● EXERCISE MATERIAL:
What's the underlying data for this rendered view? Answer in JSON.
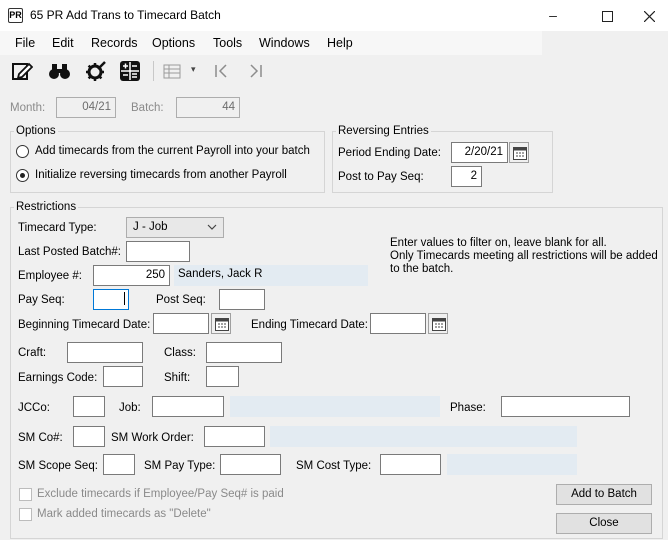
{
  "window": {
    "title": "65 PR Add Trans to Timecard Batch",
    "app_icon": "PR"
  },
  "menu": [
    "File",
    "Edit",
    "Records",
    "Options",
    "Tools",
    "Windows",
    "Help"
  ],
  "header": {
    "month_label": "Month:",
    "month_value": "04/21",
    "batch_label": "Batch:",
    "batch_value": "44"
  },
  "options": {
    "title": "Options",
    "radio1": "Add timecards from the current Payroll into your batch",
    "radio2": "Initialize reversing timecards from another Payroll",
    "selected": 2
  },
  "reversing": {
    "title": "Reversing Entries",
    "period_label": "Period Ending Date:",
    "period_value": "2/20/21",
    "post_label": "Post to Pay Seq:",
    "post_value": "2"
  },
  "restrictions": {
    "title": "Restrictions",
    "timecard_type_label": "Timecard Type:",
    "timecard_type_value": "J - Job",
    "last_batch_label": "Last Posted Batch#:",
    "last_batch_value": "",
    "employee_label": "Employee #:",
    "employee_value": "250",
    "employee_name": "Sanders, Jack R",
    "payseq_label": "Pay Seq:",
    "payseq_value": "",
    "postseq_label": "Post Seq:",
    "postseq_value": "",
    "begin_date_label": "Beginning Timecard Date:",
    "begin_date_value": "",
    "end_date_label": "Ending Timecard Date:",
    "end_date_value": "",
    "craft_label": "Craft:",
    "craft_value": "",
    "class_label": "Class:",
    "class_value": "",
    "earnings_label": "Earnings Code:",
    "earnings_value": "",
    "shift_label": "Shift:",
    "shift_value": "",
    "jcco_label": "JCCo:",
    "jcco_value": "",
    "job_label": "Job:",
    "job_value": "",
    "phase_label": "Phase:",
    "phase_value": "",
    "smco_label": "SM Co#:",
    "smco_value": "",
    "sm_workorder_label": "SM Work Order:",
    "sm_workorder_value": "",
    "sm_scope_label": "SM Scope Seq:",
    "sm_scope_value": "",
    "sm_paytype_label": "SM Pay Type:",
    "sm_paytype_value": "",
    "sm_costtype_label": "SM Cost Type:",
    "sm_costtype_value": "",
    "info_line1": "Enter values to filter on, leave blank for all.",
    "info_line2": "Only Timecards meeting all restrictions will be added",
    "info_line3": "to the batch."
  },
  "footer": {
    "exclude_label": "Exclude timecards if Employee/Pay Seq# is paid",
    "delete_label": "Mark added timecards as \"Delete\"",
    "add_button": "Add to Batch",
    "close_button": "Close"
  },
  "icons": [
    "app-icon",
    "minimize-icon",
    "maximize-icon",
    "close-icon",
    "edit-icon",
    "binoculars-icon",
    "settings-icon",
    "calculator-icon",
    "grid-icon",
    "dropdown-arrow-icon",
    "first-record-icon",
    "last-record-icon",
    "calendar-icon",
    "chevron-down-icon"
  ]
}
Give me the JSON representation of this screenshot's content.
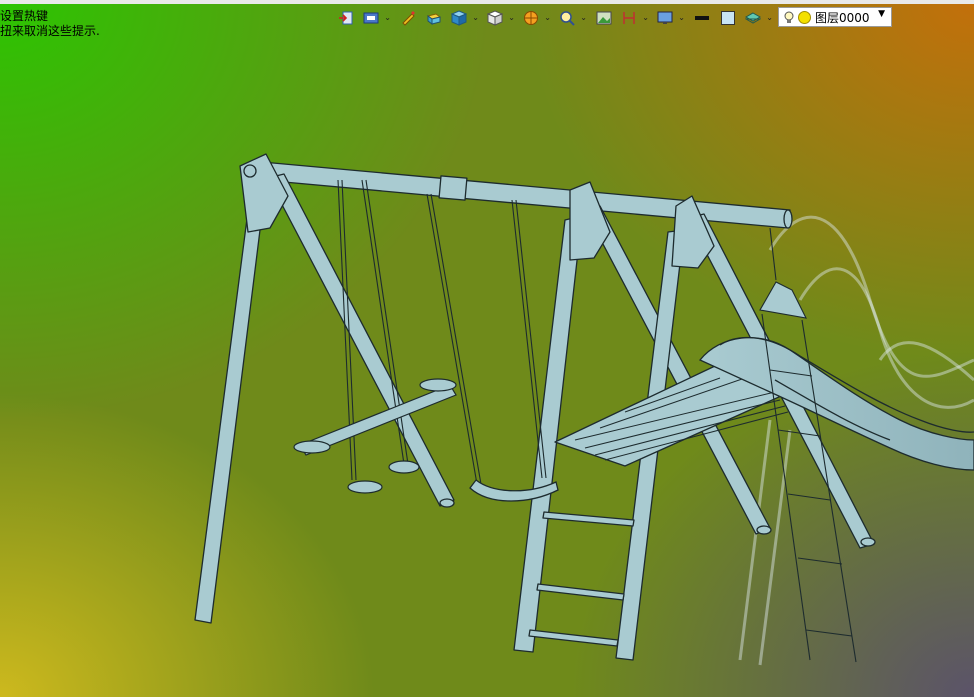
{
  "hint": {
    "line1": "设置热键",
    "line2": "扭来取消这些提示."
  },
  "toolbar": {
    "icons": [
      "import-icon",
      "display-mode-icon",
      "pencil-icon",
      "view-box-icon",
      "cube-icon",
      "white-cube-icon",
      "render-sphere-icon",
      "zoom-icon",
      "image-icon",
      "dimension-icon",
      "monitor-icon",
      "line-color-icon",
      "fill-color-icon",
      "layer-stack-icon"
    ]
  },
  "layer": {
    "name": "图层0000"
  },
  "colors": {
    "model_fill": "#a9cbd1",
    "model_stroke": "#1d2b2e"
  }
}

● GIVEN INSTRUCTION: Each line from the one containing "Give me the" through the last line of the entries above is to be extracted exactly. Pictures are not part of the copy.

● ANSWER TO THE PROBLEM:
Give me the JSON representation of this screenshot's content.
{
  "hint": {
    "line1": "设置热键",
    "line2": "扭来取消这些提示."
  },
  "toolbar": {
    "icons": [
      "import-icon",
      "display-mode-icon",
      "pencil-icon",
      "view-box-icon",
      "cube-icon",
      "white-cube-icon",
      "render-sphere-icon",
      "zoom-icon",
      "image-icon",
      "dimension-icon",
      "monitor-icon",
      "line-color-icon",
      "fill-color-icon",
      "layer-stack-icon"
    ]
  },
  "layer": {
    "name": "图层0000"
  },
  "colors": {
    "model_fill": "#a9cbd1",
    "model_stroke": "#1d2b2e"
  }
}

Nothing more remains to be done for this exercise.